▸ LISTED ENTRIES:
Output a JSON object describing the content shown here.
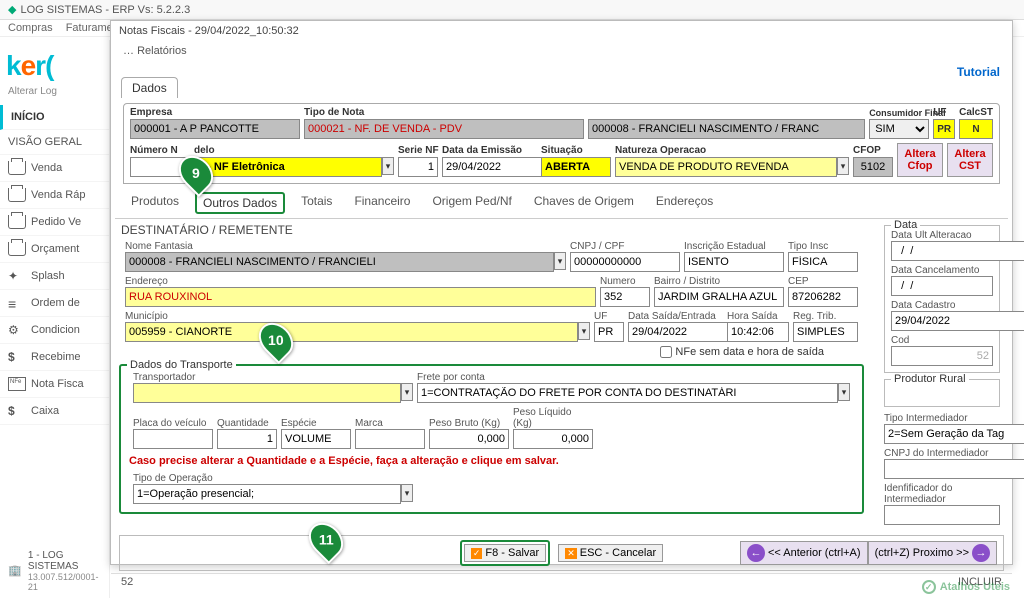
{
  "window": {
    "title": "LOG SISTEMAS - ERP Vs: 5.2.2.3"
  },
  "topmenu": {
    "compras": "Compras",
    "faturamento": "Faturamento"
  },
  "logo": {
    "k": "k",
    "e": "e",
    "r": "r",
    "alterar": "Alterar Log"
  },
  "nav": {
    "inicio": "INÍCIO",
    "visao": "VISÃO GERAL",
    "venda": "Venda",
    "vendarap": "Venda Ráp",
    "pedido": "Pedido Ve",
    "orcamento": "Orçament",
    "splash": "Splash",
    "ordem": "Ordem de",
    "condicio": "Condicion",
    "recebim": "Recebime",
    "notafis": "Nota Fisca",
    "caixa": "Caixa"
  },
  "dialog": {
    "title": "Notas Fiscais - 29/04/2022_10:50:32",
    "relatorios": "Relatórios",
    "tutorial": "Tutorial",
    "dados": "Dados"
  },
  "hdrf": {
    "empresa_lbl": "Empresa",
    "empresa_val": "000001 - A P PANCOTTE",
    "tiponota_lbl": "Tipo de Nota",
    "tiponota_val": "000021 - NF. DE VENDA - PDV",
    "cliente_val": "000008 - FRANCIELI NASCIMENTO / FRANC",
    "consfinal_lbl": "Consumidor Final",
    "consfinal_val": "SIM",
    "uf_lbl": "UF",
    "uf_val": "PR",
    "calcst_lbl": "CalcST",
    "calcst_val": "N",
    "numnf_lbl": "Número N",
    "modelo_lbl": "delo",
    "modelo_val": "5 - NF Eletrônica",
    "serie_lbl": "Serie NF",
    "serie_val": "1",
    "dataemi_lbl": "Data da Emissão",
    "dataemi_val": "29/04/2022",
    "situacao_lbl": "Situação",
    "situacao_val": "ABERTA",
    "natop_lbl": "Natureza Operacao",
    "natop_val": "VENDA DE PRODUTO REVENDA",
    "cfop_lbl": "CFOP",
    "cfop_val": "5102",
    "altera_cfop": "Altera Cfop",
    "altera_cst": "Altera CST"
  },
  "subtabs": {
    "produtos": "Produtos",
    "outros": "Outros Dados",
    "totais": "Totais",
    "financeiro": "Financeiro",
    "origem": "Origem Ped/Nf",
    "chaves": "Chaves de Origem",
    "enderecos": "Endereços"
  },
  "dest": {
    "title": "DESTINATÁRIO / REMETENTE",
    "nomefant_lbl": "Nome Fantasia",
    "nomefant_val": "000008 - FRANCIELI NASCIMENTO / FRANCIELI",
    "cnpj_lbl": "CNPJ / CPF",
    "cnpj_val": "00000000000",
    "insc_lbl": "Inscrição Estadual",
    "insc_val": "ISENTO",
    "tipoinsc_lbl": "Tipo Insc",
    "tipoinsc_val": "FÍSICA",
    "endereco_lbl": "Endereço",
    "endereco_val": "RUA ROUXINOL",
    "numero_lbl": "Numero",
    "numero_val": "352",
    "bairro_lbl": "Bairro / Distrito",
    "bairro_val": "JARDIM GRALHA AZUL",
    "cep_lbl": "CEP",
    "cep_val": "87206282",
    "municipio_lbl": "Município",
    "municipio_val": "005959 - CIANORTE",
    "uf_lbl": "UF",
    "uf_val": "PR",
    "datasaida_lbl": "Data Saída/Entrada",
    "datasaida_val": "29/04/2022",
    "horasaida_lbl": "Hora Saída",
    "horasaida_val": "10:42:06",
    "regtrib_lbl": "Reg. Trib.",
    "regtrib_val": "SIMPLES",
    "nfe_chk": "NFe sem data e hora de saída"
  },
  "datagroup": {
    "title": "Data",
    "ultalt_lbl": "Data Ult Alteracao",
    "ultalt_val": "  /  /",
    "cancel_lbl": "Data Cancelamento",
    "cancel_val": "  /  /",
    "cadastro_lbl": "Data Cadastro",
    "cadastro_val": "29/04/2022",
    "cod_lbl": "Cod",
    "cod_val": "52"
  },
  "transp": {
    "title": "Dados do Transporte",
    "transp_lbl": "Transportador",
    "frete_lbl": "Frete por conta",
    "frete_val": "1=CONTRATAÇÃO DO FRETE POR CONTA DO DESTINATÁRI",
    "placa_lbl": "Placa do veículo",
    "qtd_lbl": "Quantidade",
    "qtd_val": "1",
    "especie_lbl": "Espécie",
    "especie_val": "VOLUME",
    "marca_lbl": "Marca",
    "pesobruto_lbl": "Peso Bruto (Kg)",
    "pesobruto_val": "0,000",
    "pesoliq_lbl": "Peso Líquido (Kg)",
    "pesoliq_val": "0,000",
    "hint": "Caso precise alterar a Quantidade e a Espécie,  faça a alteração e  clique em salvar.",
    "tipoop_lbl": "Tipo de Operação",
    "tipoop_val": "1=Operação presencial;"
  },
  "prodrural": {
    "title": "Produtor Rural",
    "tipoint_lbl": "Tipo Intermediador",
    "tipoint_val": "2=Sem Geração da Tag",
    "cnpjint_lbl": "CNPJ do Intermediador",
    "idint_lbl": "Idenfificador do Intermediador"
  },
  "bottom": {
    "salvar": "F8 - Salvar",
    "cancelar": "ESC - Cancelar",
    "anterior": "<< Anterior (ctrl+A)",
    "proximo": "(ctrl+Z) Proximo >>"
  },
  "status": {
    "left": "52",
    "right": "INCLUIR"
  },
  "footer": {
    "org": "1 - LOG SISTEMAS",
    "cnpj": "13.007.512/0001-21",
    "atalhos": "Atalhos Uteis"
  },
  "pins": {
    "p9": "9",
    "p10": "10",
    "p11": "11"
  }
}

▸ AIM OF THE EXERCISE:
Pull out every line of the records that includes the string "Dados".

▸ CORRECT RESPONSE:
    "dados": "Dados"
    "outros": "Outros Dados",
    "title": "Dados do Transporte",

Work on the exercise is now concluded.